_Records provided_.
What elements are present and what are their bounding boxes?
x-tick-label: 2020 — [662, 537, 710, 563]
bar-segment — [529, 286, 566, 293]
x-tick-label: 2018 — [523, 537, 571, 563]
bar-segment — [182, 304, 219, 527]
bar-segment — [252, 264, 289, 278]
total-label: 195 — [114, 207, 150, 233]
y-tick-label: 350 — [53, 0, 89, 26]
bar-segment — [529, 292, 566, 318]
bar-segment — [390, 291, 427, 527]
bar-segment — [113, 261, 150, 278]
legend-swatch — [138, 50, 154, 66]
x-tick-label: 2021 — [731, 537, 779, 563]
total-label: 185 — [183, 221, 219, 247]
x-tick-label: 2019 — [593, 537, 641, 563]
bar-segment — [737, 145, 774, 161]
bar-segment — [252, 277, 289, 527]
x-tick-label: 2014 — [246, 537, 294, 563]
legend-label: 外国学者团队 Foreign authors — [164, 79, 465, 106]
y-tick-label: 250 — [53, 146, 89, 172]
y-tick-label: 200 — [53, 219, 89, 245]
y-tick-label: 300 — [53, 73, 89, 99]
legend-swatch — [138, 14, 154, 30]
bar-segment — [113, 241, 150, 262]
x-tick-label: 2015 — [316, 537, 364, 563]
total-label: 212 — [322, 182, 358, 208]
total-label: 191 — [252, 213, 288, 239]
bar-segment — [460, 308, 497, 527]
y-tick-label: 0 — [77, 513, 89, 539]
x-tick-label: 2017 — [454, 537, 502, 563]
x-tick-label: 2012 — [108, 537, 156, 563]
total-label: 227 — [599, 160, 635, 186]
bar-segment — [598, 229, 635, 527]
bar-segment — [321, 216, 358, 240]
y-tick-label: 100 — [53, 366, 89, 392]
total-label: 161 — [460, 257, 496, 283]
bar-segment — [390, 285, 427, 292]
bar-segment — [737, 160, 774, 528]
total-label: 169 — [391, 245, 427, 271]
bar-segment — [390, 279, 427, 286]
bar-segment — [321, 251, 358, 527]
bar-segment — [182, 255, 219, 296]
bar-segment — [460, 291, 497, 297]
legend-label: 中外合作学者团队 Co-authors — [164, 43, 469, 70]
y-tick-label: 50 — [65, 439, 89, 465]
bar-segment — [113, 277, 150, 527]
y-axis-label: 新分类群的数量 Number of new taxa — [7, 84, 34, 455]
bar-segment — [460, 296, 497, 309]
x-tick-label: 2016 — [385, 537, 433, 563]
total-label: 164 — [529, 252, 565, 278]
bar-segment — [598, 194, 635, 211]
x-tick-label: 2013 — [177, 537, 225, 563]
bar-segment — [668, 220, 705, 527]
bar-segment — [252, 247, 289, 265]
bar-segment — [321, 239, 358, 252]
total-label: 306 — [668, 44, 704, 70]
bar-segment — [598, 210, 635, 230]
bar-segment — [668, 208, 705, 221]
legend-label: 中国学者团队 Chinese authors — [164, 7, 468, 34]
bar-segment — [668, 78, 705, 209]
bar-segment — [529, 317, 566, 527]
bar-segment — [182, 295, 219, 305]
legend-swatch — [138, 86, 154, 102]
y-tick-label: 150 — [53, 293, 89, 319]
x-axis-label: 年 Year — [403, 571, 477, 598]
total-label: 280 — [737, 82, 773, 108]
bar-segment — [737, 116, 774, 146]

_Exercise_. Count how many lines in the entries above contain the string "axis", treating uppercase and lowercase as different, and reply with only that number.

_Response to the exercise_. 2